TASK DETAILS>
Would you return all of this data exactly, leaving nothing out?

DATA FOR THIS TASK>
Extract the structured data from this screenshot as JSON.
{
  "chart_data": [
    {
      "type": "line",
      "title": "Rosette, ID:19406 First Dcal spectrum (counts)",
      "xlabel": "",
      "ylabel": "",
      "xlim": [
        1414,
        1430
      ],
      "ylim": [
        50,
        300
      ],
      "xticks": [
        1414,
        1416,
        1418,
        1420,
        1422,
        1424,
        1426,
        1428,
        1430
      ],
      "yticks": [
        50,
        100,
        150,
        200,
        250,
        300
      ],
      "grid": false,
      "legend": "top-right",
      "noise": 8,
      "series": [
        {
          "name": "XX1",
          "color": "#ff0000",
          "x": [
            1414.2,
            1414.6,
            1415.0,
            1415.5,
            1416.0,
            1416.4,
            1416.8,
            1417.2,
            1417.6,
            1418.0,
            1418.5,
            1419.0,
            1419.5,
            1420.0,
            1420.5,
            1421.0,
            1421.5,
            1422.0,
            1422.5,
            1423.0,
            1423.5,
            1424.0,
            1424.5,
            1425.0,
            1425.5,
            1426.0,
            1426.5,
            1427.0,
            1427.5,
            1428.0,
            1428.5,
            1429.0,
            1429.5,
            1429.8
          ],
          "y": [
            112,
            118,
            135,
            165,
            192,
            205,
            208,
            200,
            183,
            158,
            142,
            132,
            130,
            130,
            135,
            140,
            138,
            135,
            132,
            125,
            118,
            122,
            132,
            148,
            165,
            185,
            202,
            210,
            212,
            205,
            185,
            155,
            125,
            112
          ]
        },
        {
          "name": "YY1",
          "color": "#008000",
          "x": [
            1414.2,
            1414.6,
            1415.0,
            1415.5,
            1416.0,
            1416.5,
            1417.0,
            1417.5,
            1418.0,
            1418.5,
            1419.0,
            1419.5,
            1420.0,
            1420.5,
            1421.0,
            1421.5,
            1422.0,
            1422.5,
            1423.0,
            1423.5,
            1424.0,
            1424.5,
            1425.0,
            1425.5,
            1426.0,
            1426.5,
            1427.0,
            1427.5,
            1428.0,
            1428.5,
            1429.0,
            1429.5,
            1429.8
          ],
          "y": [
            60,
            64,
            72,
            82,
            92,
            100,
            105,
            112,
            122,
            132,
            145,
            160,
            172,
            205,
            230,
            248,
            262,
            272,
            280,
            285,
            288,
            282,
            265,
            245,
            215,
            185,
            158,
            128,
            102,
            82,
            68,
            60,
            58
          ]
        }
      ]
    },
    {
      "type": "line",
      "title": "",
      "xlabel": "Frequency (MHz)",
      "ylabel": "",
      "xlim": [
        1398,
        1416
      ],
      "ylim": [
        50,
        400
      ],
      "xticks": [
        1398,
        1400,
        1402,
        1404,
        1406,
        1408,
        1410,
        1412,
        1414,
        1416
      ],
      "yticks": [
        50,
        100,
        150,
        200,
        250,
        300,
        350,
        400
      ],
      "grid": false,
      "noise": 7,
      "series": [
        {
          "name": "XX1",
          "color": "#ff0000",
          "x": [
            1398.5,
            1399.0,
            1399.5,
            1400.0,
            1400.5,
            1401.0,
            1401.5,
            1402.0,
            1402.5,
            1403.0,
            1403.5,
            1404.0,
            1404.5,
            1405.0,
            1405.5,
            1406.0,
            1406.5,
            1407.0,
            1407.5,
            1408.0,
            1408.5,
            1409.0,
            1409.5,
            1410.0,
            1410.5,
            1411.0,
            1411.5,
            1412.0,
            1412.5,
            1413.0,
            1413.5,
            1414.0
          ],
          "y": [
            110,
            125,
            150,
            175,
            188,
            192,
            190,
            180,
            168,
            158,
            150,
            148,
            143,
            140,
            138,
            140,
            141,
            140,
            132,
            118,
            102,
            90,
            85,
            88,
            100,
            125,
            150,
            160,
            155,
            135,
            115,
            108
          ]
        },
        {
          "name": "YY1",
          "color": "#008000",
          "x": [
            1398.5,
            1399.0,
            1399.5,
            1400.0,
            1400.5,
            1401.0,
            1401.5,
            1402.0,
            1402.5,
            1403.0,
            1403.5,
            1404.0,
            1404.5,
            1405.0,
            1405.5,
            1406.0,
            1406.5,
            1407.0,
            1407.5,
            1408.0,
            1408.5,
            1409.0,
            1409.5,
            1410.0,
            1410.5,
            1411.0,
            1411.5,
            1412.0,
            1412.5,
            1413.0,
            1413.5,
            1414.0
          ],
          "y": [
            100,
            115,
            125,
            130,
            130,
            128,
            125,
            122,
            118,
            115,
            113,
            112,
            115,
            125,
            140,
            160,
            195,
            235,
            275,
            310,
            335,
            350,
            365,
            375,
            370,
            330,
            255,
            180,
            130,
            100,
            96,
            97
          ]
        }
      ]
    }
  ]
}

ANSWER FOR THE TASK>
Extract the structured data from this screenshot as JSON.
{
  "chart_data": [
    {
      "type": "line",
      "title": "Rosette, ID:19406 First Dcal spectrum (counts)",
      "xlabel": "",
      "ylabel": "",
      "xlim": [
        1414,
        1430
      ],
      "ylim": [
        50,
        300
      ],
      "xticks": [
        1414,
        1416,
        1418,
        1420,
        1422,
        1424,
        1426,
        1428,
        1430
      ],
      "yticks": [
        50,
        100,
        150,
        200,
        250,
        300
      ],
      "grid": false,
      "legend": "top-right",
      "noise": 8,
      "series": [
        {
          "name": "XX1",
          "color": "#ff0000",
          "x": [
            1414.2,
            1414.6,
            1415.0,
            1415.5,
            1416.0,
            1416.4,
            1416.8,
            1417.2,
            1417.6,
            1418.0,
            1418.5,
            1419.0,
            1419.5,
            1420.0,
            1420.5,
            1421.0,
            1421.5,
            1422.0,
            1422.5,
            1423.0,
            1423.5,
            1424.0,
            1424.5,
            1425.0,
            1425.5,
            1426.0,
            1426.5,
            1427.0,
            1427.5,
            1428.0,
            1428.5,
            1429.0,
            1429.5,
            1429.8
          ],
          "y": [
            112,
            118,
            135,
            165,
            192,
            205,
            208,
            200,
            183,
            158,
            142,
            132,
            130,
            130,
            135,
            140,
            138,
            135,
            132,
            125,
            118,
            122,
            132,
            148,
            165,
            185,
            202,
            210,
            212,
            205,
            185,
            155,
            125,
            112
          ]
        },
        {
          "name": "YY1",
          "color": "#008000",
          "x": [
            1414.2,
            1414.6,
            1415.0,
            1415.5,
            1416.0,
            1416.5,
            1417.0,
            1417.5,
            1418.0,
            1418.5,
            1419.0,
            1419.5,
            1420.0,
            1420.5,
            1421.0,
            1421.5,
            1422.0,
            1422.5,
            1423.0,
            1423.5,
            1424.0,
            1424.5,
            1425.0,
            1425.5,
            1426.0,
            1426.5,
            1427.0,
            1427.5,
            1428.0,
            1428.5,
            1429.0,
            1429.5,
            1429.8
          ],
          "y": [
            60,
            64,
            72,
            82,
            92,
            100,
            105,
            112,
            122,
            132,
            145,
            160,
            172,
            205,
            230,
            248,
            262,
            272,
            280,
            285,
            288,
            282,
            265,
            245,
            215,
            185,
            158,
            128,
            102,
            82,
            68,
            60,
            58
          ]
        }
      ]
    },
    {
      "type": "line",
      "title": "",
      "xlabel": "Frequency (MHz)",
      "ylabel": "",
      "xlim": [
        1398,
        1416
      ],
      "ylim": [
        50,
        400
      ],
      "xticks": [
        1398,
        1400,
        1402,
        1404,
        1406,
        1408,
        1410,
        1412,
        1414,
        1416
      ],
      "yticks": [
        50,
        100,
        150,
        200,
        250,
        300,
        350,
        400
      ],
      "grid": false,
      "noise": 7,
      "series": [
        {
          "name": "XX1",
          "color": "#ff0000",
          "x": [
            1398.5,
            1399.0,
            1399.5,
            1400.0,
            1400.5,
            1401.0,
            1401.5,
            1402.0,
            1402.5,
            1403.0,
            1403.5,
            1404.0,
            1404.5,
            1405.0,
            1405.5,
            1406.0,
            1406.5,
            1407.0,
            1407.5,
            1408.0,
            1408.5,
            1409.0,
            1409.5,
            1410.0,
            1410.5,
            1411.0,
            1411.5,
            1412.0,
            1412.5,
            1413.0,
            1413.5,
            1414.0
          ],
          "y": [
            110,
            125,
            150,
            175,
            188,
            192,
            190,
            180,
            168,
            158,
            150,
            148,
            143,
            140,
            138,
            140,
            141,
            140,
            132,
            118,
            102,
            90,
            85,
            88,
            100,
            125,
            150,
            160,
            155,
            135,
            115,
            108
          ]
        },
        {
          "name": "YY1",
          "color": "#008000",
          "x": [
            1398.5,
            1399.0,
            1399.5,
            1400.0,
            1400.5,
            1401.0,
            1401.5,
            1402.0,
            1402.5,
            1403.0,
            1403.5,
            1404.0,
            1404.5,
            1405.0,
            1405.5,
            1406.0,
            1406.5,
            1407.0,
            1407.5,
            1408.0,
            1408.5,
            1409.0,
            1409.5,
            1410.0,
            1410.5,
            1411.0,
            1411.5,
            1412.0,
            1412.5,
            1413.0,
            1413.5,
            1414.0
          ],
          "y": [
            100,
            115,
            125,
            130,
            130,
            128,
            125,
            122,
            118,
            115,
            113,
            112,
            115,
            125,
            140,
            160,
            195,
            235,
            275,
            310,
            335,
            350,
            365,
            375,
            370,
            330,
            255,
            180,
            130,
            100,
            96,
            97
          ]
        }
      ]
    }
  ]
}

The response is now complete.